— begin Task material —

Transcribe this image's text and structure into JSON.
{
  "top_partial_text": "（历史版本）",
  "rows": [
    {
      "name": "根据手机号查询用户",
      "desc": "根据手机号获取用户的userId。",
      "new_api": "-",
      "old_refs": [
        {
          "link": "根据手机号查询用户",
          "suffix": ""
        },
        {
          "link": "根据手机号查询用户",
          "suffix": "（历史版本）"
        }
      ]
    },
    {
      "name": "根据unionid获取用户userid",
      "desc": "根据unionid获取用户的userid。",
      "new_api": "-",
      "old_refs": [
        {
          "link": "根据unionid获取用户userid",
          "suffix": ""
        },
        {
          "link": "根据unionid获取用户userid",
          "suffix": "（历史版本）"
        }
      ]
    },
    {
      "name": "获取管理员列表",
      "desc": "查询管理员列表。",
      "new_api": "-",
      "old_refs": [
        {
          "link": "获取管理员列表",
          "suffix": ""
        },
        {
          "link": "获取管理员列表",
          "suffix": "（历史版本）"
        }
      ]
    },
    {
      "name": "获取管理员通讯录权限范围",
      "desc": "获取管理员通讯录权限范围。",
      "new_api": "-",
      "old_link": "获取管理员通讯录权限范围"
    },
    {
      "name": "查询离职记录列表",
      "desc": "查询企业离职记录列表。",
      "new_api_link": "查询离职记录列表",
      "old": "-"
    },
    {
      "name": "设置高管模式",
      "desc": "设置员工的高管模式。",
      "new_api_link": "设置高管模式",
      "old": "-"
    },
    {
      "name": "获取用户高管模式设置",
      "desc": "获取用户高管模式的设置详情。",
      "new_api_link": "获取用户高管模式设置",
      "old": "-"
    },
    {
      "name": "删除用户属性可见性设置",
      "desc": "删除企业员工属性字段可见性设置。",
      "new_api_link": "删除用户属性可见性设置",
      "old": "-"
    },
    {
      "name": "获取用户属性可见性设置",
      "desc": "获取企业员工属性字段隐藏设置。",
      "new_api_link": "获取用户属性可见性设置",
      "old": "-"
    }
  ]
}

— end Task material —

* [To be done]
Retype every record above exactly as it appears.

* [Solution to this task]
Transcribe this image's text and structure into JSON.
{
  "top_partial_text": "（历史版本）",
  "rows": [
    {
      "name": "根据手机号查询用户",
      "desc": "根据手机号获取用户的userId。",
      "new_api": "-",
      "old_refs": [
        {
          "link": "根据手机号查询用户",
          "suffix": ""
        },
        {
          "link": "根据手机号查询用户",
          "suffix": "（历史版本）"
        }
      ]
    },
    {
      "name": "根据unionid获取用户userid",
      "desc": "根据unionid获取用户的userid。",
      "new_api": "-",
      "old_refs": [
        {
          "link": "根据unionid获取用户userid",
          "suffix": ""
        },
        {
          "link": "根据unionid获取用户userid",
          "suffix": "（历史版本）"
        }
      ]
    },
    {
      "name": "获取管理员列表",
      "desc": "查询管理员列表。",
      "new_api": "-",
      "old_refs": [
        {
          "link": "获取管理员列表",
          "suffix": ""
        },
        {
          "link": "获取管理员列表",
          "suffix": "（历史版本）"
        }
      ]
    },
    {
      "name": "获取管理员通讯录权限范围",
      "desc": "获取管理员通讯录权限范围。",
      "new_api": "-",
      "old_link": "获取管理员通讯录权限范围"
    },
    {
      "name": "查询离职记录列表",
      "desc": "查询企业离职记录列表。",
      "new_api_link": "查询离职记录列表",
      "old": "-"
    },
    {
      "name": "设置高管模式",
      "desc": "设置员工的高管模式。",
      "new_api_link": "设置高管模式",
      "old": "-"
    },
    {
      "name": "获取用户高管模式设置",
      "desc": "获取用户高管模式的设置详情。",
      "new_api_link": "获取用户高管模式设置",
      "old": "-"
    },
    {
      "name": "删除用户属性可见性设置",
      "desc": "删除企业员工属性字段可见性设置。",
      "new_api_link": "删除用户属性可见性设置",
      "old": "-"
    },
    {
      "name": "获取用户属性可见性设置",
      "desc": "获取企业员工属性字段隐藏设置。",
      "new_api_link": "获取用户属性可见性设置",
      "old": "-"
    }
  ]
}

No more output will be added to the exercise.